Job
Locate each line with the string "before" in the listing below and copy it.

:: Available records ::

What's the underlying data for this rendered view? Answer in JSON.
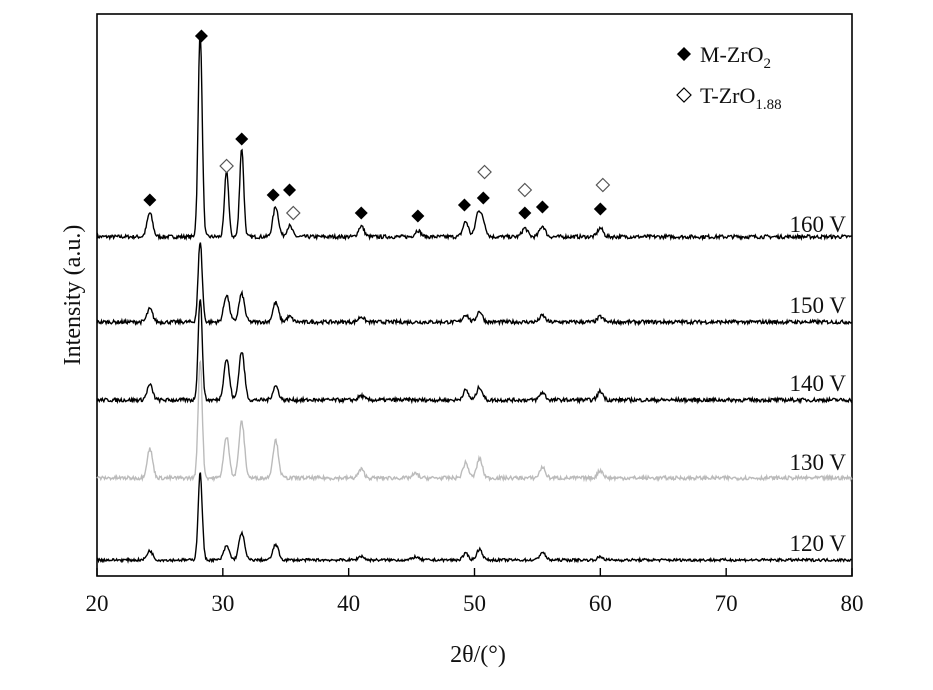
{
  "chart_data": {
    "type": "line",
    "xlabel": "2θ/(°)",
    "ylabel": "Intensity (a.u.)",
    "xlim": [
      20,
      80
    ],
    "xticks": [
      20,
      30,
      40,
      50,
      60,
      70,
      80
    ],
    "legend": {
      "placement": "top-right",
      "entries": [
        {
          "marker": "filled-diamond",
          "main": "M-ZrO",
          "sub": "2"
        },
        {
          "marker": "open-diamond",
          "main": "T-ZrO",
          "sub": "1.88"
        }
      ]
    },
    "series": [
      {
        "name": "160 V",
        "color": "#000000",
        "peaks": [
          [
            24.2,
            0.22
          ],
          [
            28.2,
            1.9
          ],
          [
            30.3,
            0.62
          ],
          [
            31.5,
            0.82
          ],
          [
            34.2,
            0.28
          ],
          [
            35.3,
            0.1
          ],
          [
            41.0,
            0.1
          ],
          [
            45.5,
            0.06
          ],
          [
            49.3,
            0.14
          ],
          [
            50.3,
            0.22
          ],
          [
            50.7,
            0.12
          ],
          [
            54.0,
            0.08
          ],
          [
            55.4,
            0.1
          ],
          [
            60.0,
            0.08
          ]
        ],
        "baseline": 0.03,
        "markers": [
          {
            "type": "filled",
            "x": 24.2
          },
          {
            "type": "filled",
            "x": 28.3
          },
          {
            "type": "filled",
            "x": 31.5
          },
          {
            "type": "filled",
            "x": 34.0
          },
          {
            "type": "filled",
            "x": 35.3
          },
          {
            "type": "filled",
            "x": 41.0
          },
          {
            "type": "filled",
            "x": 45.5
          },
          {
            "type": "filled",
            "x": 49.2
          },
          {
            "type": "filled",
            "x": 50.7
          },
          {
            "type": "filled",
            "x": 54.0
          },
          {
            "type": "filled",
            "x": 55.4
          },
          {
            "type": "filled",
            "x": 60.0
          },
          {
            "type": "open",
            "x": 30.3
          },
          {
            "type": "open",
            "x": 35.6
          },
          {
            "type": "open",
            "x": 50.8
          },
          {
            "type": "open",
            "x": 54.0
          },
          {
            "type": "open",
            "x": 60.2
          }
        ]
      },
      {
        "name": "150 V",
        "color": "#000000",
        "peaks": [
          [
            24.2,
            0.12
          ],
          [
            28.2,
            0.75
          ],
          [
            30.3,
            0.25
          ],
          [
            31.5,
            0.26
          ],
          [
            34.2,
            0.18
          ],
          [
            35.3,
            0.05
          ],
          [
            41.0,
            0.05
          ],
          [
            49.3,
            0.07
          ],
          [
            50.4,
            0.1
          ],
          [
            55.4,
            0.06
          ],
          [
            60.0,
            0.05
          ]
        ],
        "baseline": 0.0
      },
      {
        "name": "140 V",
        "color": "#000000",
        "peaks": [
          [
            24.2,
            0.14
          ],
          [
            28.2,
            0.95
          ],
          [
            30.3,
            0.38
          ],
          [
            31.5,
            0.45
          ],
          [
            34.2,
            0.13
          ],
          [
            41.0,
            0.04
          ],
          [
            49.3,
            0.09
          ],
          [
            50.4,
            0.12
          ],
          [
            55.4,
            0.07
          ],
          [
            60.0,
            0.08
          ]
        ],
        "baseline": 0.0
      },
      {
        "name": "130 V",
        "color": "#bbbbbb",
        "peaks": [
          [
            24.2,
            0.27
          ],
          [
            28.2,
            1.1
          ],
          [
            30.3,
            0.38
          ],
          [
            31.5,
            0.52
          ],
          [
            34.2,
            0.35
          ],
          [
            41.0,
            0.08
          ],
          [
            45.3,
            0.04
          ],
          [
            49.3,
            0.14
          ],
          [
            50.4,
            0.18
          ],
          [
            55.4,
            0.1
          ],
          [
            60.0,
            0.07
          ]
        ],
        "baseline": 0.0
      },
      {
        "name": "120 V",
        "color": "#000000",
        "peaks": [
          [
            24.2,
            0.12
          ],
          [
            28.2,
            1.12
          ],
          [
            30.3,
            0.18
          ],
          [
            31.5,
            0.35
          ],
          [
            34.2,
            0.2
          ],
          [
            41.0,
            0.05
          ],
          [
            45.3,
            0.04
          ],
          [
            49.3,
            0.08
          ],
          [
            50.4,
            0.14
          ],
          [
            55.4,
            0.1
          ],
          [
            60.0,
            0.04
          ]
        ],
        "baseline": 0.0
      }
    ]
  }
}
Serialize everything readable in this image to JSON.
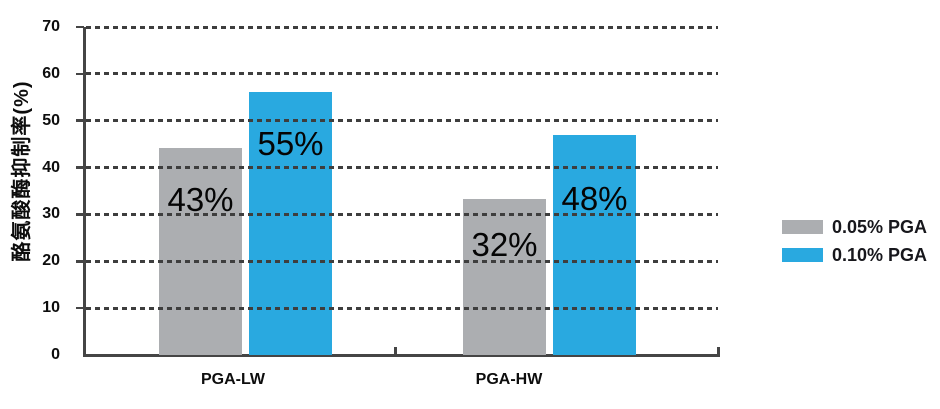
{
  "chart_data": {
    "type": "bar",
    "ylabel": "酪氨酸酶抑制率(%)",
    "xlabel": "",
    "categories": [
      "PGA-LW",
      "PGA-HW"
    ],
    "series": [
      {
        "name": "0.05% PGA",
        "color": "#ACAEB1",
        "values": [
          43,
          32
        ],
        "point_labels": [
          "43%",
          "32%"
        ],
        "drawn_values": [
          44.2,
          33.3
        ]
      },
      {
        "name": "0.10% PGA",
        "color": "#29A9E0",
        "values": [
          55,
          48
        ],
        "point_labels": [
          "55%",
          "48%"
        ],
        "drawn_values": [
          56.1,
          46.9
        ]
      }
    ],
    "ylim": [
      0,
      70
    ],
    "yticks": [
      0,
      10,
      20,
      30,
      40,
      50,
      60,
      70
    ],
    "grid": "horizontal-dashed",
    "legend_position": "right"
  },
  "colors": {
    "bar_gray": "#ACAEB1",
    "bar_blue": "#29A9E0",
    "gridline": "#3E3E3E",
    "axis": "#454545",
    "text": "#0D0D0D"
  }
}
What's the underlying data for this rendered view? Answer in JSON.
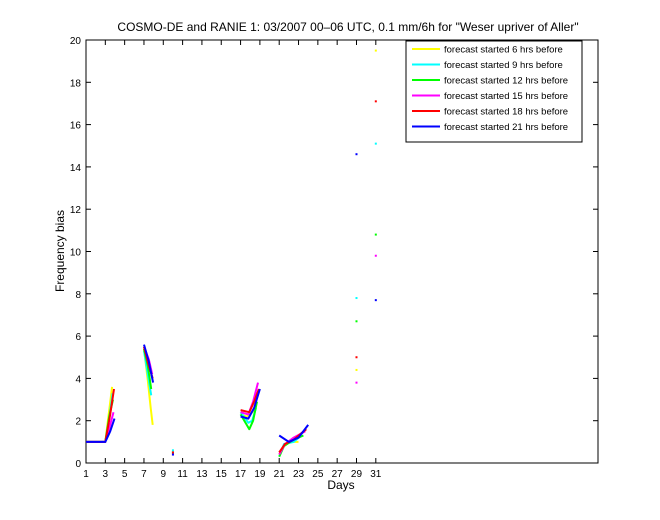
{
  "chart_data": {
    "type": "line",
    "title": "COSMO-DE and RANIE 1: 03/2007 00–06 UTC, 0.1 mm/6h for \"Weser upriver of Aller\"",
    "xlabel": "Days",
    "ylabel": "Frequency bias",
    "xlim": [
      1,
      54
    ],
    "ylim": [
      0,
      20
    ],
    "xticks": [
      "1",
      "3",
      "5",
      "7",
      "9",
      "11",
      "13",
      "15",
      "17",
      "19",
      "21",
      "23",
      "25",
      "27",
      "29",
      "31"
    ],
    "yticks": [
      "0",
      "2",
      "4",
      "6",
      "8",
      "10",
      "12",
      "14",
      "16",
      "18",
      "20"
    ],
    "grid": false,
    "legend_position": "top-right",
    "series": [
      {
        "name": "forecast started 6 hrs before",
        "color": "#ffff00",
        "segments": [
          [
            [
              1,
              1.0
            ],
            [
              2,
              1.0
            ],
            [
              3,
              1.0
            ],
            [
              3.35,
              2.3
            ],
            [
              3.7,
              3.6
            ]
          ],
          [
            [
              7,
              5.4
            ],
            [
              7.4,
              3.9
            ],
            [
              7.7,
              2.6
            ],
            [
              7.9,
              1.8
            ]
          ],
          [
            [
              10,
              0.5
            ]
          ],
          [
            [
              17,
              2.3
            ],
            [
              17.6,
              2.2
            ],
            [
              18,
              2.3
            ],
            [
              18.4,
              2.5
            ]
          ],
          [
            [
              21,
              0.4
            ],
            [
              21.5,
              0.8
            ],
            [
              22,
              1.0
            ],
            [
              23,
              1.0
            ]
          ],
          [
            [
              29,
              4.4
            ]
          ],
          [
            [
              31,
              19.5
            ]
          ]
        ]
      },
      {
        "name": "forecast started 9 hrs before",
        "color": "#00ffff",
        "segments": [
          [
            [
              1,
              1.0
            ],
            [
              2,
              1.0
            ],
            [
              3,
              1.0
            ],
            [
              3.4,
              2.1
            ],
            [
              3.75,
              3.3
            ]
          ],
          [
            [
              7,
              5.3
            ],
            [
              7.4,
              4.2
            ],
            [
              7.75,
              3.2
            ]
          ],
          [
            [
              10,
              0.6
            ]
          ],
          [
            [
              17,
              2.4
            ],
            [
              17.8,
              1.9
            ],
            [
              18.2,
              2.0
            ],
            [
              18.6,
              2.6
            ]
          ],
          [
            [
              21,
              0.3
            ],
            [
              21.5,
              0.9
            ],
            [
              22.5,
              1.0
            ],
            [
              23.3,
              1.3
            ]
          ],
          [
            [
              29,
              7.8
            ]
          ],
          [
            [
              31,
              15.1
            ]
          ]
        ]
      },
      {
        "name": "forecast started 12 hrs before",
        "color": "#00ff00",
        "segments": [
          [
            [
              1,
              1.0
            ],
            [
              2,
              1.0
            ],
            [
              3,
              1.0
            ],
            [
              3.4,
              2.2
            ],
            [
              3.8,
              3.0
            ]
          ],
          [
            [
              7,
              5.4
            ],
            [
              7.4,
              4.6
            ],
            [
              7.75,
              3.5
            ]
          ],
          [
            [
              10,
              0.5
            ]
          ],
          [
            [
              17,
              2.3
            ],
            [
              17.9,
              1.6
            ],
            [
              18.3,
              2.0
            ],
            [
              18.7,
              2.9
            ]
          ],
          [
            [
              21,
              0.3
            ],
            [
              21.5,
              0.8
            ],
            [
              22.5,
              1.1
            ],
            [
              23.5,
              1.3
            ]
          ],
          [
            [
              29,
              6.7
            ]
          ],
          [
            [
              31,
              10.8
            ]
          ]
        ]
      },
      {
        "name": "forecast started 15 hrs before",
        "color": "#ff00ff",
        "segments": [
          [
            [
              1,
              1.0
            ],
            [
              2,
              1.0
            ],
            [
              3,
              1.0
            ],
            [
              3.5,
              1.8
            ],
            [
              3.85,
              2.4
            ]
          ],
          [
            [
              7,
              5.5
            ],
            [
              7.5,
              4.9
            ],
            [
              7.85,
              4.2
            ]
          ],
          [
            [
              10,
              0.4
            ]
          ],
          [
            [
              17,
              2.4
            ],
            [
              17.8,
              2.3
            ],
            [
              18.3,
              2.9
            ],
            [
              18.8,
              3.8
            ]
          ],
          [
            [
              21,
              0.4
            ],
            [
              21.6,
              0.9
            ],
            [
              22.5,
              1.2
            ],
            [
              23.7,
              1.5
            ]
          ],
          [
            [
              29,
              3.8
            ]
          ],
          [
            [
              31,
              9.8
            ]
          ]
        ]
      },
      {
        "name": "forecast started 18 hrs before",
        "color": "#ff0000",
        "segments": [
          [
            [
              1,
              1.0
            ],
            [
              2,
              1.0
            ],
            [
              3,
              1.0
            ],
            [
              3.5,
              2.3
            ],
            [
              3.9,
              3.5
            ]
          ],
          [
            [
              7,
              5.5
            ],
            [
              7.5,
              4.6
            ],
            [
              7.9,
              4.0
            ]
          ],
          [
            [
              10,
              0.5
            ]
          ],
          [
            [
              17,
              2.5
            ],
            [
              17.9,
              2.4
            ],
            [
              18.4,
              2.9
            ],
            [
              18.9,
              3.5
            ]
          ],
          [
            [
              21,
              0.5
            ],
            [
              21.6,
              0.9
            ],
            [
              22.5,
              1.1
            ],
            [
              23.8,
              1.6
            ]
          ],
          [
            [
              29,
              5.0
            ]
          ],
          [
            [
              31,
              17.1
            ]
          ]
        ]
      },
      {
        "name": "forecast started 21 hrs before",
        "color": "#0000ff",
        "segments": [
          [
            [
              1,
              1.0
            ],
            [
              2,
              1.0
            ],
            [
              3,
              1.0
            ],
            [
              3.5,
              1.5
            ],
            [
              3.95,
              2.1
            ]
          ],
          [
            [
              7,
              5.6
            ],
            [
              7.5,
              4.8
            ],
            [
              7.95,
              3.8
            ]
          ],
          [
            [
              10,
              0.4
            ]
          ],
          [
            [
              17,
              2.2
            ],
            [
              17.8,
              2.1
            ],
            [
              18.4,
              2.6
            ],
            [
              19,
              3.5
            ]
          ],
          [
            [
              21,
              1.3
            ],
            [
              22,
              1.0
            ],
            [
              23,
              1.2
            ],
            [
              24,
              1.8
            ]
          ],
          [
            [
              29,
              14.6
            ]
          ],
          [
            [
              31,
              7.7
            ]
          ]
        ]
      }
    ]
  }
}
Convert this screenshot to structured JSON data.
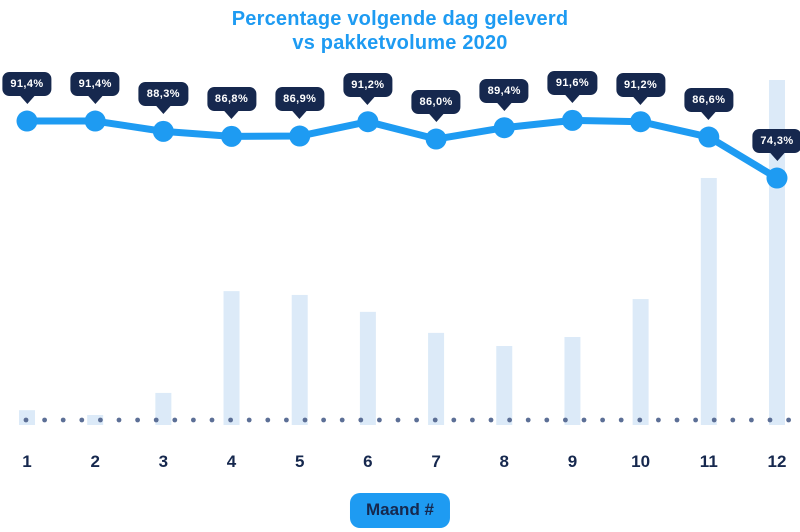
{
  "title": {
    "line1": "Percentage volgende dag geleverd",
    "line2": "vs pakketvolume 2020"
  },
  "x_axis": {
    "title": "Maand #",
    "ticks": [
      "1",
      "2",
      "3",
      "4",
      "5",
      "6",
      "7",
      "8",
      "9",
      "10",
      "11",
      "12"
    ]
  },
  "chart_data": {
    "type": "combo",
    "title": "Percentage volgende dag geleverd vs pakketvolume 2020",
    "xlabel": "Maand #",
    "categories": [
      1,
      2,
      3,
      4,
      5,
      6,
      7,
      8,
      9,
      10,
      11,
      12
    ],
    "grid": false,
    "legend": false,
    "y_axis_shown": false,
    "series": [
      {
        "name": "Percentage volgende dag geleverd",
        "type": "line",
        "unit": "%",
        "values": [
          91.4,
          91.4,
          88.3,
          86.8,
          86.9,
          91.2,
          86.0,
          89.4,
          91.6,
          91.2,
          86.6,
          74.3
        ],
        "labels": [
          "91,4%",
          "91,4%",
          "88,3%",
          "86,8%",
          "86,9%",
          "91,2%",
          "86,0%",
          "89,4%",
          "91,6%",
          "91,2%",
          "86,6%",
          "74,3%"
        ]
      },
      {
        "name": "Pakketvolume 2020",
        "type": "bar",
        "unit": "relative volume (no value axis shown, % of max month)",
        "values_relative": [
          4.3,
          2.9,
          9.3,
          38.8,
          37.7,
          32.8,
          26.7,
          22.9,
          25.5,
          36.5,
          71.6,
          100
        ]
      }
    ],
    "baseline_style": "dotted"
  },
  "colors": {
    "accent_blue": "#1E9BF2",
    "navy": "#16284E",
    "bar_fill": "#DCEAF8",
    "baseline_dot": "#5C6F96",
    "badge_text": "#FFFFFF",
    "background": "#FFFFFF"
  }
}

:::

Full response
        "name": "forecast started 6 hrs before",
        "name": "forecast started 9 hrs before",
        "name": "forecast started 12 hrs before",
        "name": "forecast started 15 hrs before",
        "name": "forecast started 18 hrs before",
        "name": "forecast started 21 hrs before",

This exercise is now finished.